**DIRECTIONS FOR THIS TASK**
Omit all pictures, then retype the data exactly as given.

**STORED ROWS**
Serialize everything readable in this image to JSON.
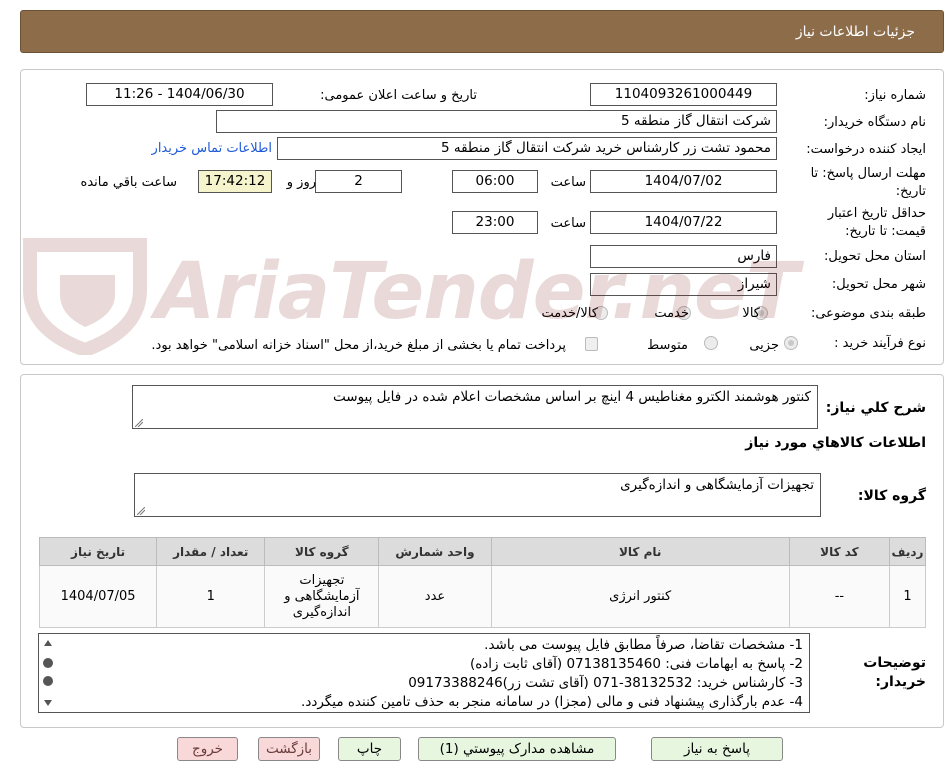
{
  "header": {
    "title": "جزئیات اطلاعات نیاز"
  },
  "form": {
    "need_number_label": "شماره نیاز:",
    "need_number": "1104093261000449",
    "announce_label": "تاریخ و ساعت اعلان عمومی:",
    "announce_value": "1404/06/30 - 11:26",
    "buyer_org_label": "نام دستگاه خریدار:",
    "buyer_org": "شرکت انتقال گاز منطقه 5",
    "creator_label": "ایجاد کننده درخواست:",
    "creator": "محمود تشت زر کارشناس خرید شرکت انتقال گاز منطقه 5",
    "contact_link": "اطلاعات تماس خریدار",
    "deadline_label_line1": "مهلت ارسال پاسخ: تا",
    "deadline_label_line2": "تاریخ:",
    "deadline_date": "1404/07/02",
    "time_label": "ساعت",
    "deadline_time": "06:00",
    "days_value": "2",
    "days_label": "روز و",
    "remaining_time": "17:42:12",
    "remaining_label": "ساعت باقي مانده",
    "validity_label_line1": "حداقل تاریخ اعتبار",
    "validity_label_line2": "قیمت: تا تاریخ:",
    "validity_date": "1404/07/22",
    "validity_time_label": "ساعت",
    "validity_time": "23:00",
    "province_label": "استان محل تحویل:",
    "province": "فارس",
    "city_label": "شهر محل تحویل:",
    "city": "شیراز",
    "category_label": "طبقه بندی موضوعی:",
    "category_options": [
      "کالا",
      "خدمت",
      "کالا/خدمت"
    ],
    "process_label": "نوع فرآیند خرید :",
    "process_options": [
      "جزیی",
      "متوسط"
    ],
    "payment_note": "پرداخت تمام یا بخشی از مبلغ خرید،از محل \"اسناد خزانه اسلامی\" خواهد بود."
  },
  "details": {
    "summary_label": "شرح کلي نیاز:",
    "summary": "کنتور هوشمند الکترو مغناطیس 4 اینچ بر اساس مشخصات اعلام شده در فایل پیوست",
    "goods_info_title": "اطلاعات کالاهاي مورد نیاز",
    "goods_group_label": "گروه کالا:",
    "goods_group": "تجهیزات آزمایشگاهی و اندازه‌گیری",
    "table": {
      "headers": [
        "ردیف",
        "کد کالا",
        "نام کالا",
        "واحد شمارش",
        "گروه کالا",
        "تعداد / مقدار",
        "تاریخ نیاز"
      ],
      "rows": [
        [
          "1",
          "--",
          "کنتور انرژی",
          "عدد",
          "تجهیزات آزمایشگاهی و اندازه‌گیری",
          "1",
          "1404/07/05"
        ]
      ]
    },
    "buyer_notes_label_line1": "توضیحات",
    "buyer_notes_label_line2": "خریدار:",
    "buyer_notes": [
      "1-  مشخصات تقاضا، صرفاً مطابق فایل پیوست می باشد.",
      "2- پاسخ به ابهامات فنی: 07138135460 (آقای ثابت زاده)",
      "3- کارشناس خرید: 38132532-071 (آقای تشت زر)09173388246",
      "4- عدم بارگذاری پیشنهاد فنی و مالی (مجزا) در سامانه منجر به حذف تامین کننده میگردد."
    ]
  },
  "buttons": {
    "reply": "پاسخ به نیاز",
    "attachments": "مشاهده مدارک پیوستي (1)",
    "print": "چاپ",
    "back": "بازگشت",
    "exit": "خروج"
  },
  "watermark": {
    "text": "AriaTender.neT"
  },
  "colors": {
    "header_bg": "#8d6c4a",
    "link": "#1f5ad8",
    "button_green": "#e6f6df",
    "button_pink": "#f8d8d8",
    "timer_bg": "#f6f4cc"
  }
}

**OUTPUT FOR THIS TASK**
Serialize everything readable in this image to JSON.
{
  "header": {
    "title": "جزئیات اطلاعات نیاز"
  },
  "form": {
    "need_number_label": "شماره نیاز:",
    "need_number": "1104093261000449",
    "announce_label": "تاریخ و ساعت اعلان عمومی:",
    "announce_value": "1404/06/30 - 11:26",
    "buyer_org_label": "نام دستگاه خریدار:",
    "buyer_org": "شرکت انتقال گاز منطقه 5",
    "creator_label": "ایجاد کننده درخواست:",
    "creator": "محمود تشت زر کارشناس خرید شرکت انتقال گاز منطقه 5",
    "contact_link": "اطلاعات تماس خریدار",
    "deadline_label_line1": "مهلت ارسال پاسخ: تا",
    "deadline_label_line2": "تاریخ:",
    "deadline_date": "1404/07/02",
    "time_label": "ساعت",
    "deadline_time": "06:00",
    "days_value": "2",
    "days_label": "روز و",
    "remaining_time": "17:42:12",
    "remaining_label": "ساعت باقي مانده",
    "validity_label_line1": "حداقل تاریخ اعتبار",
    "validity_label_line2": "قیمت: تا تاریخ:",
    "validity_date": "1404/07/22",
    "validity_time_label": "ساعت",
    "validity_time": "23:00",
    "province_label": "استان محل تحویل:",
    "province": "فارس",
    "city_label": "شهر محل تحویل:",
    "city": "شیراز",
    "category_label": "طبقه بندی موضوعی:",
    "category_options": [
      "کالا",
      "خدمت",
      "کالا/خدمت"
    ],
    "process_label": "نوع فرآیند خرید :",
    "process_options": [
      "جزیی",
      "متوسط"
    ],
    "payment_note": "پرداخت تمام یا بخشی از مبلغ خرید،از محل \"اسناد خزانه اسلامی\" خواهد بود."
  },
  "details": {
    "summary_label": "شرح کلي نیاز:",
    "summary": "کنتور هوشمند الکترو مغناطیس 4 اینچ بر اساس مشخصات اعلام شده در فایل پیوست",
    "goods_info_title": "اطلاعات کالاهاي مورد نیاز",
    "goods_group_label": "گروه کالا:",
    "goods_group": "تجهیزات آزمایشگاهی و اندازه‌گیری",
    "table": {
      "headers": [
        "ردیف",
        "کد کالا",
        "نام کالا",
        "واحد شمارش",
        "گروه کالا",
        "تعداد / مقدار",
        "تاریخ نیاز"
      ],
      "rows": [
        [
          "1",
          "--",
          "کنتور انرژی",
          "عدد",
          "تجهیزات آزمایشگاهی و اندازه‌گیری",
          "1",
          "1404/07/05"
        ]
      ]
    },
    "buyer_notes_label_line1": "توضیحات",
    "buyer_notes_label_line2": "خریدار:",
    "buyer_notes": [
      "1-  مشخصات تقاضا، صرفاً مطابق فایل پیوست می باشد.",
      "2- پاسخ به ابهامات فنی: 07138135460 (آقای ثابت زاده)",
      "3- کارشناس خرید: 38132532-071 (آقای تشت زر)09173388246",
      "4- عدم بارگذاری پیشنهاد فنی و مالی (مجزا) در سامانه منجر به حذف تامین کننده میگردد."
    ]
  },
  "buttons": {
    "reply": "پاسخ به نیاز",
    "attachments": "مشاهده مدارک پیوستي (1)",
    "print": "چاپ",
    "back": "بازگشت",
    "exit": "خروج"
  },
  "watermark": {
    "text": "AriaTender.neT"
  },
  "colors": {
    "header_bg": "#8d6c4a",
    "link": "#1f5ad8",
    "button_green": "#e6f6df",
    "button_pink": "#f8d8d8",
    "timer_bg": "#f6f4cc"
  }
}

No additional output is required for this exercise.